Re: [PATCH 4/9] xfs_repair: rebuild free space btrees with bulk loader

[Date Prev][Date Next][Thread Prev][Thread Next][Date Index][Thread Index]

 



On Mon, Jun 01, 2020 at 08:05:25AM -0400, Brian Foster wrote:
> On Fri, May 29, 2020 at 02:39:37PM -0700, Darrick J. Wong wrote:
> > On Thu, May 28, 2020 at 11:10:44AM -0400, Brian Foster wrote:
> > > On Tue, May 19, 2020 at 06:51:08PM -0700, Darrick J. Wong wrote:
> > > > From: Darrick J. Wong <darrick.wong@xxxxxxxxxx>
> > > > 
> > > > Use the btree bulk loading functions to rebuild the free space btrees
> > > > and drop the open-coded implementation.
> > > > 
> > > > Signed-off-by: Darrick J. Wong <darrick.wong@xxxxxxxxxx>
> > > > ---
> > > >  libxfs/libxfs_api_defs.h |    3 
> > > >  repair/phase5.c          |  870 +++++++++++++---------------------------------
> > > >  2 files changed, 254 insertions(+), 619 deletions(-)
> > > > 
> > > > 
> > > ...
> > > > diff --git a/repair/phase5.c b/repair/phase5.c
> > > > index 8f5e5f59..e69b042c 100644
> > > > --- a/repair/phase5.c
> > > > +++ b/repair/phase5.c
> > > ...
> > > > @@ -837,268 +567,202 @@ btnum_to_ops(
> ...
> > > > +
> > > > +		/* Ok, now how many free space records do we have? */
> > > > +		*nr_extents = count_bno_extents_blocks(agno, &num_freeblocks);
> > > > +	} while (1);
> > > > +
> > > > +	*extra_blocks = (bno_blocks - btr_bno->bload.nr_blocks) +
> > > > +			(cnt_blocks - btr_cnt->bload.nr_blocks);
> > > > +}
> > > > +
> > > > +static void
> > > > +get_freesp_data(
> > > > +	struct xfs_btree_cur		*cur,
> > > > +	struct extent_tree_node		*bno_rec,
> > > > +	xfs_agblock_t			*freeblks)
> > > > +{
> > > > +	struct xfs_alloc_rec_incore	*arec = &cur->bc_rec.a;
> > > > +
> > > > +	arec->ar_startblock = bno_rec->ex_startblock;
> > > > +	arec->ar_blockcount = bno_rec->ex_blockcount;
> > > > +	if (freeblks)
> > > > +		*freeblks += bno_rec->ex_blockcount;
> > > > +}
> > > > +
> > > > +/* Grab one bnobt record. */
> > > > +static int
> > > > +get_bnobt_record(
> > > > +	struct xfs_btree_cur		*cur,
> > > > +	void				*priv)
> > > > +{
> > > > +	struct bt_rebuild		*btr = priv;
> > > > +
> > > > +	get_freesp_data(cur, btr->bno_rec, btr->freeblks);
> > > > +	btr->bno_rec = findnext_bno_extent(btr->bno_rec);
> > > 
> > > We should probably check for NULL here even if we don't expect it to
> > > happen.
> > > 
> > > Also, this logic where we load the current pointer and get the next had
> > > my eyes crossed for a bit. Can we just check the pointer state here to
> > > determine whether to find the first record or the next?

> [AIM OF THE TASK] Copy the part of the xfs_repair patch review that runs from "On Mon, Jun" up to and including "the open-coded implementation.", word for word.

> [RECORDED DATA]

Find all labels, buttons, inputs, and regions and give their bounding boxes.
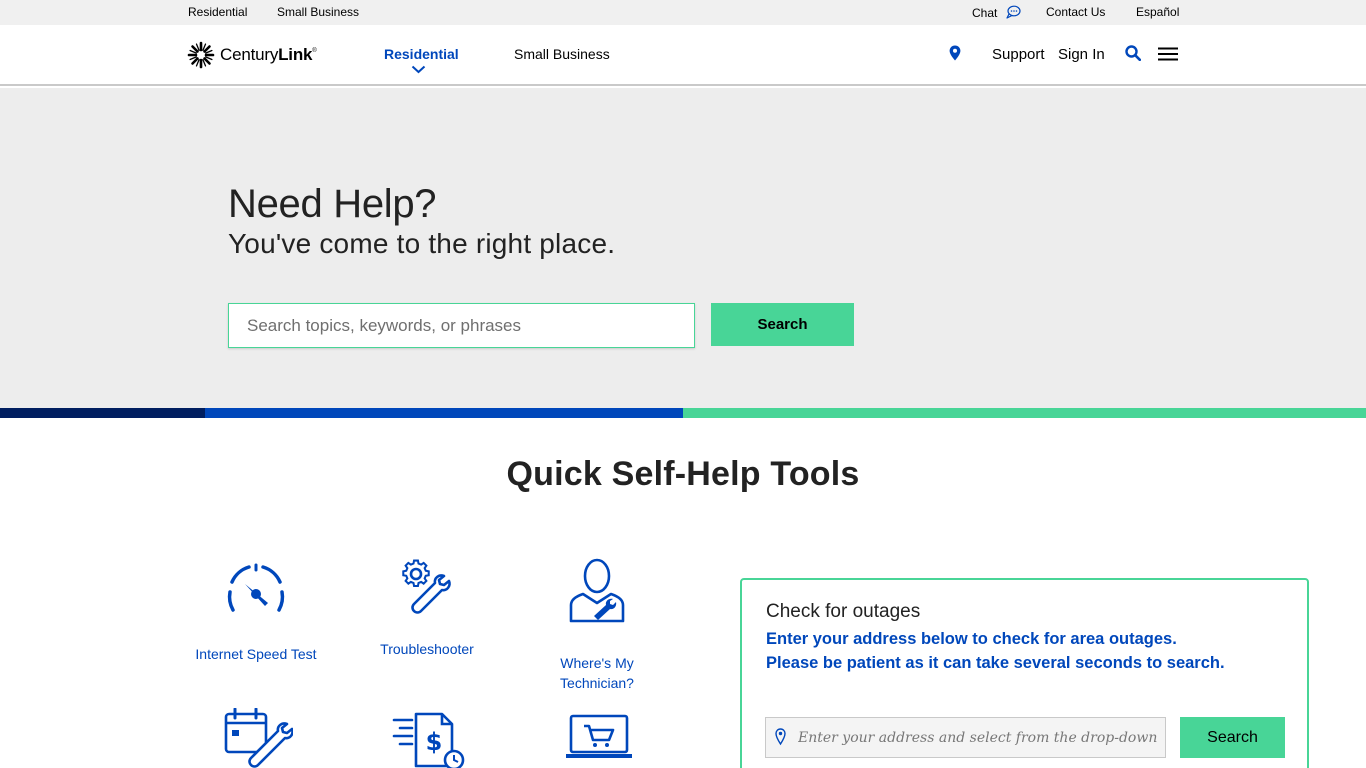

> [RESULT OF THIS EXERCISE]
On Mon, Jun 01, 2020 at 08:05:25AM -0400, Brian Foster wrote:
> On Fri, May 29, 2020 at 02:39:37PM -0700, Darrick J. Wong wrote:
> > On Thu, May 28, 2020 at 11:10:44AM -0400, Brian Foster wrote:
> > > On Tue, May 19, 2020 at 06:51:08PM -0700, Darrick J. Wong wrote:
> > > > From: Darrick J. Wong <darrick.wong@xxxxxxxxxx>
> > > > 
> > > > Use the btree bulk loading functions to rebuild the free space btrees
> > > > and drop the open-coded implementation.